**Material for the task:**
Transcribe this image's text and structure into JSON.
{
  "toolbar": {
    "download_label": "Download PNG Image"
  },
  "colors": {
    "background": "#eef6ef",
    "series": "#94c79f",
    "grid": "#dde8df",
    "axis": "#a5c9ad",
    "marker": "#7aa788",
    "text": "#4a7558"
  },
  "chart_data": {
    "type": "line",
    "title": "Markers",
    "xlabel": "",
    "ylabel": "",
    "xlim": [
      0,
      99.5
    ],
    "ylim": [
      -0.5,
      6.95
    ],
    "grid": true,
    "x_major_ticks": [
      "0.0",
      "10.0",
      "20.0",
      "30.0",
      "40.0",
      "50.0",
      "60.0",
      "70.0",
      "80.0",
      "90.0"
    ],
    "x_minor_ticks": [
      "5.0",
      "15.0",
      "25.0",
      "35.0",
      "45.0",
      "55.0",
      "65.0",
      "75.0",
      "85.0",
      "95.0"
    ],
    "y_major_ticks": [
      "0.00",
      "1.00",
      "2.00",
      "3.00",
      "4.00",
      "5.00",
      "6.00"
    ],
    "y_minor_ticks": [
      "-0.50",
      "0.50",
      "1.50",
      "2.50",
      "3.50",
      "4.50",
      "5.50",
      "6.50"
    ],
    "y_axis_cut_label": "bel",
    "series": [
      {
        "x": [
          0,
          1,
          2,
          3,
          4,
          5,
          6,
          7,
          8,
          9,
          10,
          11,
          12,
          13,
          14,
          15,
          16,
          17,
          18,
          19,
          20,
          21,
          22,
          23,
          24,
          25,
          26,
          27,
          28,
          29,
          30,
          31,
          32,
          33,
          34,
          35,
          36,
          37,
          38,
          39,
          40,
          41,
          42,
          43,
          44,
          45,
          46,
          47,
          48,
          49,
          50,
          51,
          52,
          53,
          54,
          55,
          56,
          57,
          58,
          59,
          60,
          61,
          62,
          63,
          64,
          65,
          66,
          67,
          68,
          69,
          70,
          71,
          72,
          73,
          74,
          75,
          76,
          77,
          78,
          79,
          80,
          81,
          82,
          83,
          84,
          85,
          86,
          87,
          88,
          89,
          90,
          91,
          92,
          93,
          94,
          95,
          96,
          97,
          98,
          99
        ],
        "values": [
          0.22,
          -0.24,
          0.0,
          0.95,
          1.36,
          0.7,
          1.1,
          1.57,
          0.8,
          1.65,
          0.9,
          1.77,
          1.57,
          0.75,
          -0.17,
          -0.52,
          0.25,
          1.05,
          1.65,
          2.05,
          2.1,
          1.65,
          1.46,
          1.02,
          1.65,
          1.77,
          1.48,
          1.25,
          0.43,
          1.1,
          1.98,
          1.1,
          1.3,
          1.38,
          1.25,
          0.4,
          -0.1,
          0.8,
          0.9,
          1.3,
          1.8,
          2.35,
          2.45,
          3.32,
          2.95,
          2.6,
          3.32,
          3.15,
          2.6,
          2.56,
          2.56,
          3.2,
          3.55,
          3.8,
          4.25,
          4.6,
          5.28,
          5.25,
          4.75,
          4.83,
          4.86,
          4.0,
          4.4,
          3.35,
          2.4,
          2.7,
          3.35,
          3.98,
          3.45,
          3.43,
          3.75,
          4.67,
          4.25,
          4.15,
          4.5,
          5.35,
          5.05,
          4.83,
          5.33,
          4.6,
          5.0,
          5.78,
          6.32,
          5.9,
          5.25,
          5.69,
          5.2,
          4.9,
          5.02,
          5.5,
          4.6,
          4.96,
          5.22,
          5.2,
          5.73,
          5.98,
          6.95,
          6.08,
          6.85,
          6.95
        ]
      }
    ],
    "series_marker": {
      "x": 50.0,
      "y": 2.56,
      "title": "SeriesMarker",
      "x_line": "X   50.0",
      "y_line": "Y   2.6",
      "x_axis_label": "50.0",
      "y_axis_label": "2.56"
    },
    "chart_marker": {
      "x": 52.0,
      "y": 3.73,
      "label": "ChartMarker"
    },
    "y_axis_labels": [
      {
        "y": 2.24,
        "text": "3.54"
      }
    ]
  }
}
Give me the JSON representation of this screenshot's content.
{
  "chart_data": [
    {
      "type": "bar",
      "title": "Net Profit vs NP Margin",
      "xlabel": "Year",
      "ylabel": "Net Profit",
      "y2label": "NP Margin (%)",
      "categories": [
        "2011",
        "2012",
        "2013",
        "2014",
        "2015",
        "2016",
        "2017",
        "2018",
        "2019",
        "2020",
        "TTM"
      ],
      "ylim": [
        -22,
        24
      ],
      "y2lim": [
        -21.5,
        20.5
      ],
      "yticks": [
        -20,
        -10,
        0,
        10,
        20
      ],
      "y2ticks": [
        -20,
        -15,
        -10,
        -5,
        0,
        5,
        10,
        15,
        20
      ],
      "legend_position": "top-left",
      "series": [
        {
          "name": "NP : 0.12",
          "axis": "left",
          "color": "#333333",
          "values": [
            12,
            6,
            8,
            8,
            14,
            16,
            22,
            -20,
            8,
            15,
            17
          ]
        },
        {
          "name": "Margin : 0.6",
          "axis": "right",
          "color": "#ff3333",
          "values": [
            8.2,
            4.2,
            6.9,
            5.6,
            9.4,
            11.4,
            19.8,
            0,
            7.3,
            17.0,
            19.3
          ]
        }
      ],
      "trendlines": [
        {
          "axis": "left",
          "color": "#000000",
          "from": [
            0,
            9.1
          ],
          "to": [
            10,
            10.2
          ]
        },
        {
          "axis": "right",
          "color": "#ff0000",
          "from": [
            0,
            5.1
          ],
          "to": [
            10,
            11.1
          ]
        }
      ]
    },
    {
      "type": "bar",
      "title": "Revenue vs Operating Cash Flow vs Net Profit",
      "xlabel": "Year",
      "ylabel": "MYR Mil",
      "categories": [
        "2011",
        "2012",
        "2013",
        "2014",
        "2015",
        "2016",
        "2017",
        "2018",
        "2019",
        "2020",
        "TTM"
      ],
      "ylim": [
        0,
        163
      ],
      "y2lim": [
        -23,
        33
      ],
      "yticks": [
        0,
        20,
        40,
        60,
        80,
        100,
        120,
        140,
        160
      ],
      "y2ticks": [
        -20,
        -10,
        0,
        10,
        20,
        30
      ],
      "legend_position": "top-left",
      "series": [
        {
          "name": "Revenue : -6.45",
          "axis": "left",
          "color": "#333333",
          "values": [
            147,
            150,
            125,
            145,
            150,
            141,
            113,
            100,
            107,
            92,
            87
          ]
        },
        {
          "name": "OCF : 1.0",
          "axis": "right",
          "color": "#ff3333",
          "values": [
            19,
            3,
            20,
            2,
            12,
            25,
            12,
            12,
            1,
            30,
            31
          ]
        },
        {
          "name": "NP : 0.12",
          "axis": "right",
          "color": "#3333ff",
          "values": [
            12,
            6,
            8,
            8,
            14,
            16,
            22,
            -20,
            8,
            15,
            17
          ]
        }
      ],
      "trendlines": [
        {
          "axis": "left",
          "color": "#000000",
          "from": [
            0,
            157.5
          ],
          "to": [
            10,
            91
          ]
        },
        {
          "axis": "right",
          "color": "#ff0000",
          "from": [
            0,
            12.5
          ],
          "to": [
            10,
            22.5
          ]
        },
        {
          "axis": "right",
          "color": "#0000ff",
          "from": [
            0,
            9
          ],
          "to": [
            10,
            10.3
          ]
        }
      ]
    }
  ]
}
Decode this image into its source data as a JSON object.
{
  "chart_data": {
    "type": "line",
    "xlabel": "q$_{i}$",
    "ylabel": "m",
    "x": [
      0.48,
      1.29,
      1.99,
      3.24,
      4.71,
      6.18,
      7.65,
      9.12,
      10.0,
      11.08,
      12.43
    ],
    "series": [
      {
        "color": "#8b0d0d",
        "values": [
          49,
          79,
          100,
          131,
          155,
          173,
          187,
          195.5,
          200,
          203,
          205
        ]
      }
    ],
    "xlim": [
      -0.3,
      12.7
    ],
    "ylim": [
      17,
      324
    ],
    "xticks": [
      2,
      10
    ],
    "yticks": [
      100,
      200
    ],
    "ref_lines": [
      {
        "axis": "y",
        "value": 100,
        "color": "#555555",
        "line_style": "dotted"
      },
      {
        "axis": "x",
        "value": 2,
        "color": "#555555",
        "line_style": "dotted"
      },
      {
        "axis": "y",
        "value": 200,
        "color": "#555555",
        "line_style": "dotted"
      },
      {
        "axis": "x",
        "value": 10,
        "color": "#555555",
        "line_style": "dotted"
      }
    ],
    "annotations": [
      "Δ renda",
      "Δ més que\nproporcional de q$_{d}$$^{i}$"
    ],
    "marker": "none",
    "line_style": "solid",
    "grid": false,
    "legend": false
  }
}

**Your goal:**
Using the material above, report each line where "Revenue" occurs.

**Response below:**
      "title": "Revenue vs Operating Cash Flow vs Net Profit",
          "name": "Revenue : -6.45",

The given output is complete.